Entries from a dataset:
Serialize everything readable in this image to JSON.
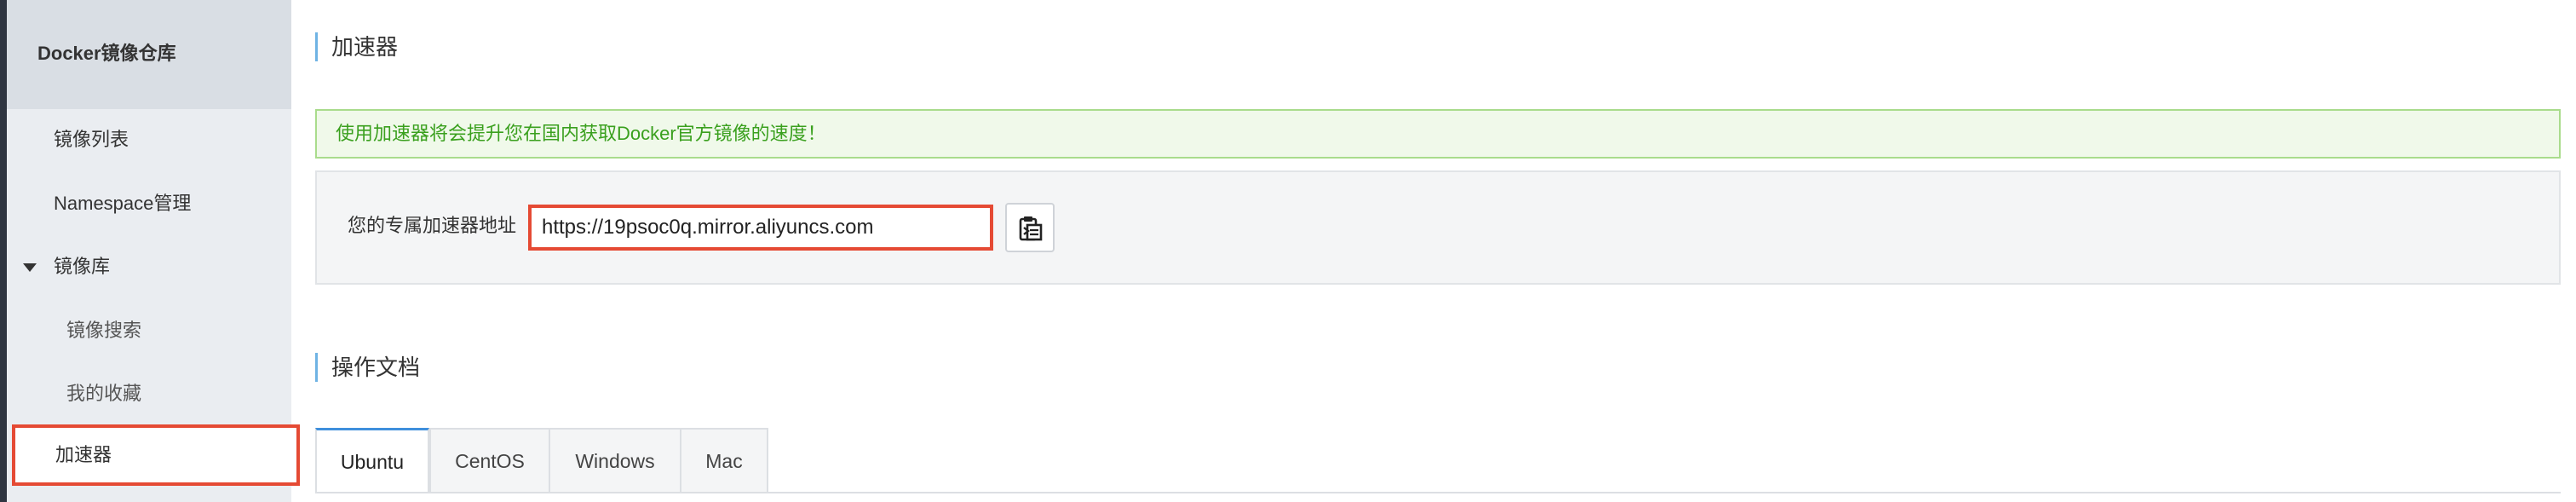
{
  "sidebar": {
    "title": "Docker镜像仓库",
    "items": [
      {
        "label": "镜像列表",
        "active": false
      },
      {
        "label": "Namespace管理",
        "active": false
      },
      {
        "label": "镜像库",
        "active": false,
        "expanded": true
      },
      {
        "label": "镜像搜索",
        "active": false
      },
      {
        "label": "我的收藏",
        "active": false
      },
      {
        "label": "加速器",
        "active": true
      }
    ]
  },
  "accelerator": {
    "heading": "加速器",
    "notice": "使用加速器将会提升您在国内获取Docker官方镜像的速度！",
    "address_label": "您的专属加速器地址",
    "address_value": "https://19psoc0q.mirror.aliyuncs.com",
    "copy_icon": "clipboard-icon"
  },
  "docs": {
    "heading": "操作文档",
    "tabs": [
      {
        "label": "Ubuntu",
        "active": true
      },
      {
        "label": "CentOS",
        "active": false
      },
      {
        "label": "Windows",
        "active": false
      },
      {
        "label": "Mac",
        "active": false
      }
    ]
  },
  "colors": {
    "sidebar_bg": "#eaedf1",
    "highlight_red": "#e54a34",
    "accent_blue": "#3f8fdc",
    "notice_green": "#3aa01e"
  }
}
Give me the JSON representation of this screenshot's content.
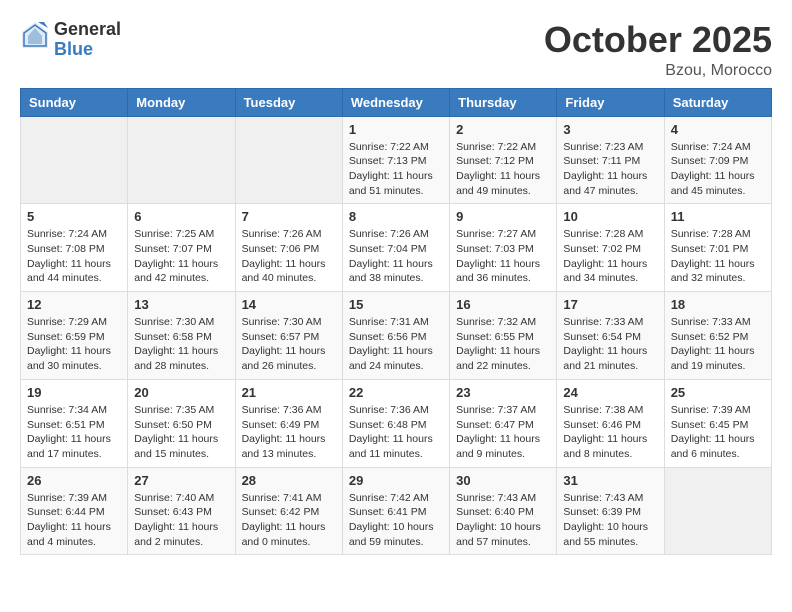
{
  "logo": {
    "general": "General",
    "blue": "Blue"
  },
  "header": {
    "month": "October 2025",
    "location": "Bzou, Morocco"
  },
  "weekdays": [
    "Sunday",
    "Monday",
    "Tuesday",
    "Wednesday",
    "Thursday",
    "Friday",
    "Saturday"
  ],
  "weeks": [
    [
      {
        "day": "",
        "info": ""
      },
      {
        "day": "",
        "info": ""
      },
      {
        "day": "",
        "info": ""
      },
      {
        "day": "1",
        "info": "Sunrise: 7:22 AM\nSunset: 7:13 PM\nDaylight: 11 hours\nand 51 minutes."
      },
      {
        "day": "2",
        "info": "Sunrise: 7:22 AM\nSunset: 7:12 PM\nDaylight: 11 hours\nand 49 minutes."
      },
      {
        "day": "3",
        "info": "Sunrise: 7:23 AM\nSunset: 7:11 PM\nDaylight: 11 hours\nand 47 minutes."
      },
      {
        "day": "4",
        "info": "Sunrise: 7:24 AM\nSunset: 7:09 PM\nDaylight: 11 hours\nand 45 minutes."
      }
    ],
    [
      {
        "day": "5",
        "info": "Sunrise: 7:24 AM\nSunset: 7:08 PM\nDaylight: 11 hours\nand 44 minutes."
      },
      {
        "day": "6",
        "info": "Sunrise: 7:25 AM\nSunset: 7:07 PM\nDaylight: 11 hours\nand 42 minutes."
      },
      {
        "day": "7",
        "info": "Sunrise: 7:26 AM\nSunset: 7:06 PM\nDaylight: 11 hours\nand 40 minutes."
      },
      {
        "day": "8",
        "info": "Sunrise: 7:26 AM\nSunset: 7:04 PM\nDaylight: 11 hours\nand 38 minutes."
      },
      {
        "day": "9",
        "info": "Sunrise: 7:27 AM\nSunset: 7:03 PM\nDaylight: 11 hours\nand 36 minutes."
      },
      {
        "day": "10",
        "info": "Sunrise: 7:28 AM\nSunset: 7:02 PM\nDaylight: 11 hours\nand 34 minutes."
      },
      {
        "day": "11",
        "info": "Sunrise: 7:28 AM\nSunset: 7:01 PM\nDaylight: 11 hours\nand 32 minutes."
      }
    ],
    [
      {
        "day": "12",
        "info": "Sunrise: 7:29 AM\nSunset: 6:59 PM\nDaylight: 11 hours\nand 30 minutes."
      },
      {
        "day": "13",
        "info": "Sunrise: 7:30 AM\nSunset: 6:58 PM\nDaylight: 11 hours\nand 28 minutes."
      },
      {
        "day": "14",
        "info": "Sunrise: 7:30 AM\nSunset: 6:57 PM\nDaylight: 11 hours\nand 26 minutes."
      },
      {
        "day": "15",
        "info": "Sunrise: 7:31 AM\nSunset: 6:56 PM\nDaylight: 11 hours\nand 24 minutes."
      },
      {
        "day": "16",
        "info": "Sunrise: 7:32 AM\nSunset: 6:55 PM\nDaylight: 11 hours\nand 22 minutes."
      },
      {
        "day": "17",
        "info": "Sunrise: 7:33 AM\nSunset: 6:54 PM\nDaylight: 11 hours\nand 21 minutes."
      },
      {
        "day": "18",
        "info": "Sunrise: 7:33 AM\nSunset: 6:52 PM\nDaylight: 11 hours\nand 19 minutes."
      }
    ],
    [
      {
        "day": "19",
        "info": "Sunrise: 7:34 AM\nSunset: 6:51 PM\nDaylight: 11 hours\nand 17 minutes."
      },
      {
        "day": "20",
        "info": "Sunrise: 7:35 AM\nSunset: 6:50 PM\nDaylight: 11 hours\nand 15 minutes."
      },
      {
        "day": "21",
        "info": "Sunrise: 7:36 AM\nSunset: 6:49 PM\nDaylight: 11 hours\nand 13 minutes."
      },
      {
        "day": "22",
        "info": "Sunrise: 7:36 AM\nSunset: 6:48 PM\nDaylight: 11 hours\nand 11 minutes."
      },
      {
        "day": "23",
        "info": "Sunrise: 7:37 AM\nSunset: 6:47 PM\nDaylight: 11 hours\nand 9 minutes."
      },
      {
        "day": "24",
        "info": "Sunrise: 7:38 AM\nSunset: 6:46 PM\nDaylight: 11 hours\nand 8 minutes."
      },
      {
        "day": "25",
        "info": "Sunrise: 7:39 AM\nSunset: 6:45 PM\nDaylight: 11 hours\nand 6 minutes."
      }
    ],
    [
      {
        "day": "26",
        "info": "Sunrise: 7:39 AM\nSunset: 6:44 PM\nDaylight: 11 hours\nand 4 minutes."
      },
      {
        "day": "27",
        "info": "Sunrise: 7:40 AM\nSunset: 6:43 PM\nDaylight: 11 hours\nand 2 minutes."
      },
      {
        "day": "28",
        "info": "Sunrise: 7:41 AM\nSunset: 6:42 PM\nDaylight: 11 hours\nand 0 minutes."
      },
      {
        "day": "29",
        "info": "Sunrise: 7:42 AM\nSunset: 6:41 PM\nDaylight: 10 hours\nand 59 minutes."
      },
      {
        "day": "30",
        "info": "Sunrise: 7:43 AM\nSunset: 6:40 PM\nDaylight: 10 hours\nand 57 minutes."
      },
      {
        "day": "31",
        "info": "Sunrise: 7:43 AM\nSunset: 6:39 PM\nDaylight: 10 hours\nand 55 minutes."
      },
      {
        "day": "",
        "info": ""
      }
    ]
  ]
}
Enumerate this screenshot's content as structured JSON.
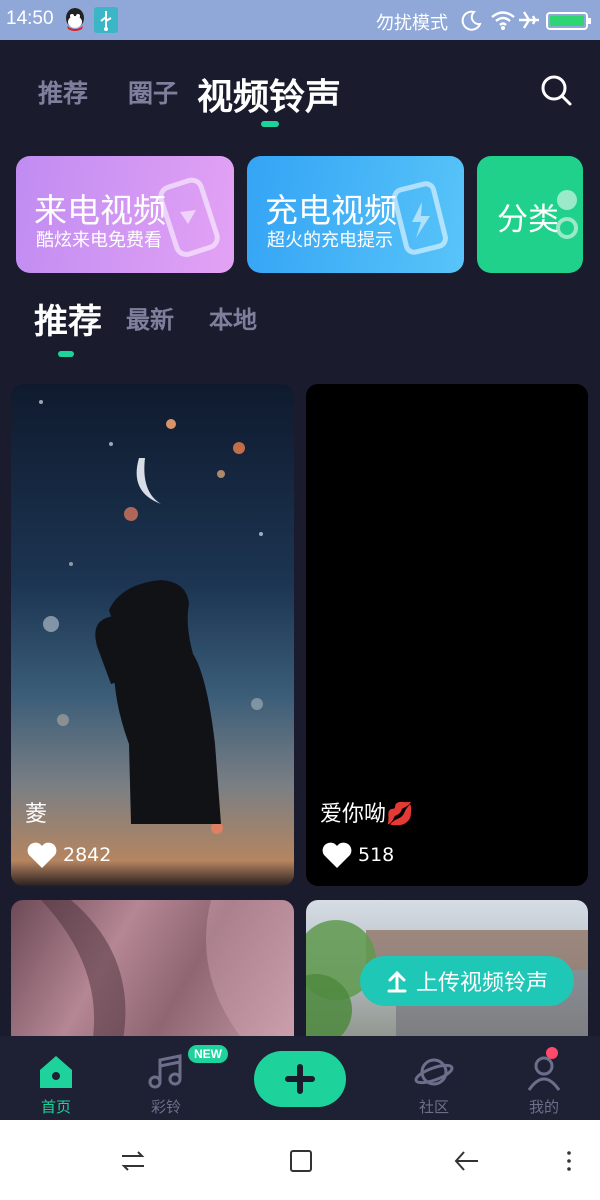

Short task: Show the lines of the data that hold the word "screenshot".

Written solution:
Give me the JSON representation of this screenshot's content.
Enumerate this screenshot's content as structured JSON.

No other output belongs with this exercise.